#### [What is asked]
Reproduce the listing below verbatim.
•••••
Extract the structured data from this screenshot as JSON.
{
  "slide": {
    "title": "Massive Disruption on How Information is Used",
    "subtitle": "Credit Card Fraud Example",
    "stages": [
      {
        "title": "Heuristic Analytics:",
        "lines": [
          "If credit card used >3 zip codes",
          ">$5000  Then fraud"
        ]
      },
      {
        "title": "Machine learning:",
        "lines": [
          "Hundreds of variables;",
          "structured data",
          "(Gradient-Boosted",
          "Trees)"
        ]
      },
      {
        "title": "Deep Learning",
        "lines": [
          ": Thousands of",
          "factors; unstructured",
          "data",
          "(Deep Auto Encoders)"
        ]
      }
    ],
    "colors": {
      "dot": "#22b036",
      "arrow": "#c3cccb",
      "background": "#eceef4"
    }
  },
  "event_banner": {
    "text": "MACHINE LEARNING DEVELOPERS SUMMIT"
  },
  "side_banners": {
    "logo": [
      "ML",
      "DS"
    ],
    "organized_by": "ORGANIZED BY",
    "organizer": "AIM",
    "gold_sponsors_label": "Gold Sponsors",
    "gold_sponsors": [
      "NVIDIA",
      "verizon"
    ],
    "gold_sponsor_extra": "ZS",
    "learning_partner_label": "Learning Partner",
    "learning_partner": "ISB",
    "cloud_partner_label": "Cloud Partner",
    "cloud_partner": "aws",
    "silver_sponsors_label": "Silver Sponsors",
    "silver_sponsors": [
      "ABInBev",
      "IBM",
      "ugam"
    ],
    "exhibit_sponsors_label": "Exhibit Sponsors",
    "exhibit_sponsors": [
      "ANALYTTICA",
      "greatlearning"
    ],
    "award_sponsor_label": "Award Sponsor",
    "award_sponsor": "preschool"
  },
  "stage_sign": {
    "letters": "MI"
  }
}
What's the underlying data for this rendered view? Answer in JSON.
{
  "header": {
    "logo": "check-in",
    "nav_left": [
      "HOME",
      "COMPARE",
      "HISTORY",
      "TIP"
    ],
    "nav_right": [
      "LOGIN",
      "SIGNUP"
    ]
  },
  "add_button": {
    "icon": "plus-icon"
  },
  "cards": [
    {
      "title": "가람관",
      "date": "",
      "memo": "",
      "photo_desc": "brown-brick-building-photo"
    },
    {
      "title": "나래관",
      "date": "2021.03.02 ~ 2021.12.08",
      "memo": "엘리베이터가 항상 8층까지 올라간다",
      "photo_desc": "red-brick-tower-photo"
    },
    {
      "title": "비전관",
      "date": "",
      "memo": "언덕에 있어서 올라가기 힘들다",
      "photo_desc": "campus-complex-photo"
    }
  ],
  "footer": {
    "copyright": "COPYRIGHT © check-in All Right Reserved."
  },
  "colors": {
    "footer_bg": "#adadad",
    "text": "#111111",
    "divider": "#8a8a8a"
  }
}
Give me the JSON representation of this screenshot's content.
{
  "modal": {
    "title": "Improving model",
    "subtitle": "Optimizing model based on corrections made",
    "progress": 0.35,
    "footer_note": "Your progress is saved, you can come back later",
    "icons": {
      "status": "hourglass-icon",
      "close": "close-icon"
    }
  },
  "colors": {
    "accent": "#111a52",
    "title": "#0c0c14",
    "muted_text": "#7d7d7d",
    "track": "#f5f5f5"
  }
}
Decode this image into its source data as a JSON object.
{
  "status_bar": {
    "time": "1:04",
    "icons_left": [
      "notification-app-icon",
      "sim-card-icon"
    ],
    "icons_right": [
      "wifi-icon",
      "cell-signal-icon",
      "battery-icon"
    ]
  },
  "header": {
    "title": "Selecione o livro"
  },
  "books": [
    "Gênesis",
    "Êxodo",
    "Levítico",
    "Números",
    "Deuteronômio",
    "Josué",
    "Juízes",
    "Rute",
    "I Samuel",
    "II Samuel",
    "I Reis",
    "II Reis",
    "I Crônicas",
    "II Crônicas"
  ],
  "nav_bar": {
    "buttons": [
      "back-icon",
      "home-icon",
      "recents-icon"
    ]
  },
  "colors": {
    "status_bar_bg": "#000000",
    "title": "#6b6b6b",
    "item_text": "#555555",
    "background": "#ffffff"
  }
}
•••••
#### [Result below]
Extract the structured data from this screenshot as JSON.
{
  "slide": {
    "title": "Massive Disruption on How Information is Used",
    "subtitle": "Credit Card Fraud Example",
    "stages": [
      {
        "title": "Heuristic Analytics:",
        "lines": [
          "If credit card used >3 zip codes",
          ">$5000  Then fraud"
        ]
      },
      {
        "title": "Machine learning:",
        "lines": [
          "Hundreds of variables;",
          "structured data",
          "(Gradient-Boosted",
          "Trees)"
        ]
      },
      {
        "title": "Deep Learning",
        "lines": [
          ": Thousands of",
          "factors; unstructured",
          "data",
          "(Deep Auto Encoders)"
        ]
      }
    ],
    "colors": {
      "dot": "#22b036",
      "arrow": "#c3cccb",
      "background": "#eceef4"
    }
  },
  "event_banner": {
    "text": "MACHINE LEARNING DEVELOPERS SUMMIT"
  },
  "side_banners": {
    "logo": [
      "ML",
      "DS"
    ],
    "organized_by": "ORGANIZED BY",
    "organizer": "AIM",
    "gold_sponsors_label": "Gold Sponsors",
    "gold_sponsors": [
      "NVIDIA",
      "verizon"
    ],
    "gold_sponsor_extra": "ZS",
    "learning_partner_label": "Learning Partner",
    "learning_partner": "ISB",
    "cloud_partner_label": "Cloud Partner",
    "cloud_partner": "aws",
    "silver_sponsors_label": "Silver Sponsors",
    "silver_sponsors": [
      "ABInBev",
      "IBM",
      "ugam"
    ],
    "exhibit_sponsors_label": "Exhibit Sponsors",
    "exhibit_sponsors": [
      "ANALYTTICA",
      "greatlearning"
    ],
    "award_sponsor_label": "Award Sponsor",
    "award_sponsor": "preschool"
  },
  "stage_sign": {
    "letters": "MI"
  }
}
What's the underlying data for this rendered view? Answer in JSON.
{
  "header": {
    "logo": "check-in",
    "nav_left": [
      "HOME",
      "COMPARE",
      "HISTORY",
      "TIP"
    ],
    "nav_right": [
      "LOGIN",
      "SIGNUP"
    ]
  },
  "add_button": {
    "icon": "plus-icon"
  },
  "cards": [
    {
      "title": "가람관",
      "date": "",
      "memo": "",
      "photo_desc": "brown-brick-building-photo"
    },
    {
      "title": "나래관",
      "date": "2021.03.02 ~ 2021.12.08",
      "memo": "엘리베이터가 항상 8층까지 올라간다",
      "photo_desc": "red-brick-tower-photo"
    },
    {
      "title": "비전관",
      "date": "",
      "memo": "언덕에 있어서 올라가기 힘들다",
      "photo_desc": "campus-complex-photo"
    }
  ],
  "footer": {
    "copyright": "COPYRIGHT © check-in All Right Reserved."
  },
  "colors": {
    "footer_bg": "#adadad",
    "text": "#111111",
    "divider": "#8a8a8a"
  }
}
Give me the JSON representation of this screenshot's content.
{
  "modal": {
    "title": "Improving model",
    "subtitle": "Optimizing model based on corrections made",
    "progress": 0.35,
    "footer_note": "Your progress is saved, you can come back later",
    "icons": {
      "status": "hourglass-icon",
      "close": "close-icon"
    }
  },
  "colors": {
    "accent": "#111a52",
    "title": "#0c0c14",
    "muted_text": "#7d7d7d",
    "track": "#f5f5f5"
  }
}
Decode this image into its source data as a JSON object.
{
  "status_bar": {
    "time": "1:04",
    "icons_left": [
      "notification-app-icon",
      "sim-card-icon"
    ],
    "icons_right": [
      "wifi-icon",
      "cell-signal-icon",
      "battery-icon"
    ]
  },
  "header": {
    "title": "Selecione o livro"
  },
  "books": [
    "Gênesis",
    "Êxodo",
    "Levítico",
    "Números",
    "Deuteronômio",
    "Josué",
    "Juízes",
    "Rute",
    "I Samuel",
    "II Samuel",
    "I Reis",
    "II Reis",
    "I Crônicas",
    "II Crônicas"
  ],
  "nav_bar": {
    "buttons": [
      "back-icon",
      "home-icon",
      "recents-icon"
    ]
  },
  "colors": {
    "status_bar_bg": "#000000",
    "title": "#6b6b6b",
    "item_text": "#555555",
    "background": "#ffffff"
  }
}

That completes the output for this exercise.